▸ WHAT NEEDS TO BE DONE:
Once the pictures are set aside, transcribe the remaining data exactly.

▸ EXTRACTED INFORMATION:
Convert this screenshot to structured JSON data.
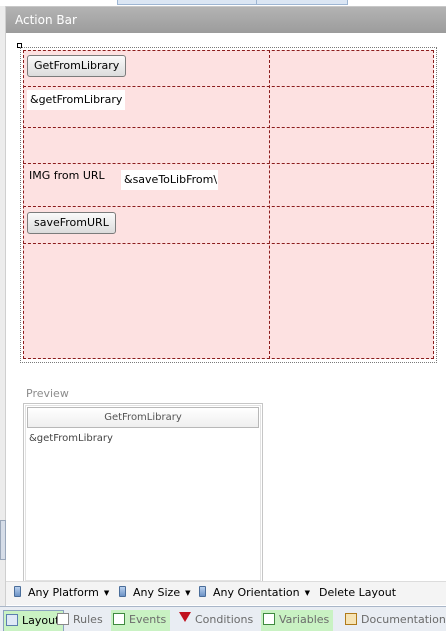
{
  "header": {
    "title": "Action Bar"
  },
  "grid": {
    "get_from_library_button": "GetFromLibrary",
    "get_from_library_field": "&getFromLibrary",
    "img_from_url_label": "IMG from URL",
    "save_to_lib_field": "&saveToLibFrom\\",
    "save_from_url_button": "saveFromURL"
  },
  "preview": {
    "label": "Preview",
    "button": "GetFromLibrary",
    "field": "&getFromLibrary"
  },
  "layout_bar": {
    "platform": "Any Platform",
    "size": "Any Size",
    "orientation": "Any Orientation",
    "delete": "Delete Layout"
  },
  "tabs": [
    {
      "label": "Layout",
      "icon": "layout-icon",
      "active": true,
      "highlight": "#c9f2c3"
    },
    {
      "label": "Rules",
      "icon": "rules-icon"
    },
    {
      "label": "Events",
      "icon": "events-icon",
      "highlight": "#c9f2c3"
    },
    {
      "label": "Conditions",
      "icon": "filter-icon"
    },
    {
      "label": "Variables",
      "icon": "variables-icon",
      "highlight": "#c9f2c3"
    },
    {
      "label": "Documentation",
      "icon": "documentation-icon"
    }
  ],
  "colors": {
    "grid_fill": "#fde1e1",
    "grid_border": "#8b1c1c",
    "header": "#a6a6a6",
    "tab_highlight": "#c9f2c3"
  }
}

▸ SOLUTION BELOW:
Convert this screenshot to structured JSON data.
{
  "header": {
    "title": "Action Bar"
  },
  "grid": {
    "get_from_library_button": "GetFromLibrary",
    "get_from_library_field": "&getFromLibrary",
    "img_from_url_label": "IMG from URL",
    "save_to_lib_field": "&saveToLibFrom\\",
    "save_from_url_button": "saveFromURL"
  },
  "preview": {
    "label": "Preview",
    "button": "GetFromLibrary",
    "field": "&getFromLibrary"
  },
  "layout_bar": {
    "platform": "Any Platform",
    "size": "Any Size",
    "orientation": "Any Orientation",
    "delete": "Delete Layout"
  },
  "tabs": [
    {
      "label": "Layout",
      "icon": "layout-icon",
      "active": true,
      "highlight": "#c9f2c3"
    },
    {
      "label": "Rules",
      "icon": "rules-icon"
    },
    {
      "label": "Events",
      "icon": "events-icon",
      "highlight": "#c9f2c3"
    },
    {
      "label": "Conditions",
      "icon": "filter-icon"
    },
    {
      "label": "Variables",
      "icon": "variables-icon",
      "highlight": "#c9f2c3"
    },
    {
      "label": "Documentation",
      "icon": "documentation-icon"
    }
  ],
  "colors": {
    "grid_fill": "#fde1e1",
    "grid_border": "#8b1c1c",
    "header": "#a6a6a6",
    "tab_highlight": "#c9f2c3"
  }
}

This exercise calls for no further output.